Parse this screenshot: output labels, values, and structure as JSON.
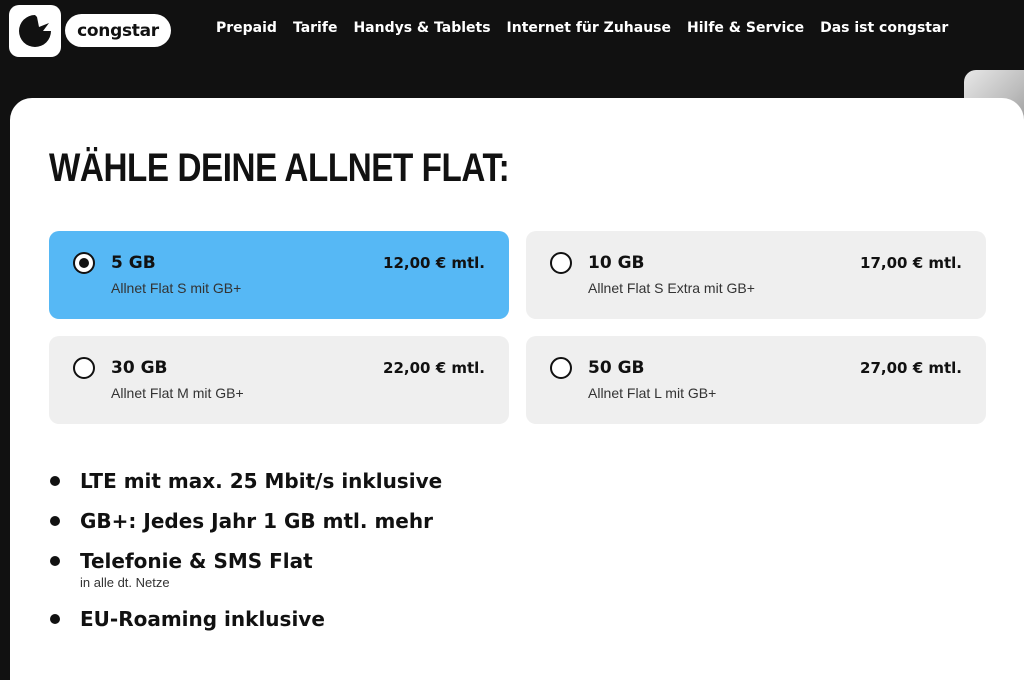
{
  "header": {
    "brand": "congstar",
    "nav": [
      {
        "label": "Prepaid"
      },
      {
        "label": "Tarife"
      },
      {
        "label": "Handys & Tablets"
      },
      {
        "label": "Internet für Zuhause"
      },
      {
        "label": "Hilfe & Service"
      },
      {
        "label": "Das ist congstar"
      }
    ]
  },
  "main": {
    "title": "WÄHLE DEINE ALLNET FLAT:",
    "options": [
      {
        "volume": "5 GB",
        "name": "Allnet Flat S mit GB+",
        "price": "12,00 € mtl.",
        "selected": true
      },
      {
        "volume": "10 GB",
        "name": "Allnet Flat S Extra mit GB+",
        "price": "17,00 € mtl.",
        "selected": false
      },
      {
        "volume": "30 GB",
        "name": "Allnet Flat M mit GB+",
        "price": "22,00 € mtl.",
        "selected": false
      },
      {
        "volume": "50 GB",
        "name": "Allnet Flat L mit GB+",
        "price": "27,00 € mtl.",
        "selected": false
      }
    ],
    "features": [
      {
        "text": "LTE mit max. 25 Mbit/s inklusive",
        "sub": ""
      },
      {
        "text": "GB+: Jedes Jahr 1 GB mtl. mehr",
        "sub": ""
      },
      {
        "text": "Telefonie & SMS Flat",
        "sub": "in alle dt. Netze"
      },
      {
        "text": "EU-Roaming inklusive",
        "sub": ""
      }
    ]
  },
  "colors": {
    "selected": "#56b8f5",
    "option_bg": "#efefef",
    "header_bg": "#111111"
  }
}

- **Exercise description**
Each line that holds the word "volume" should be extracted from the records.

- **Answer below**
        "volume": "5 GB",
        "volume": "10 GB",
        "volume": "30 GB",
        "volume": "50 GB",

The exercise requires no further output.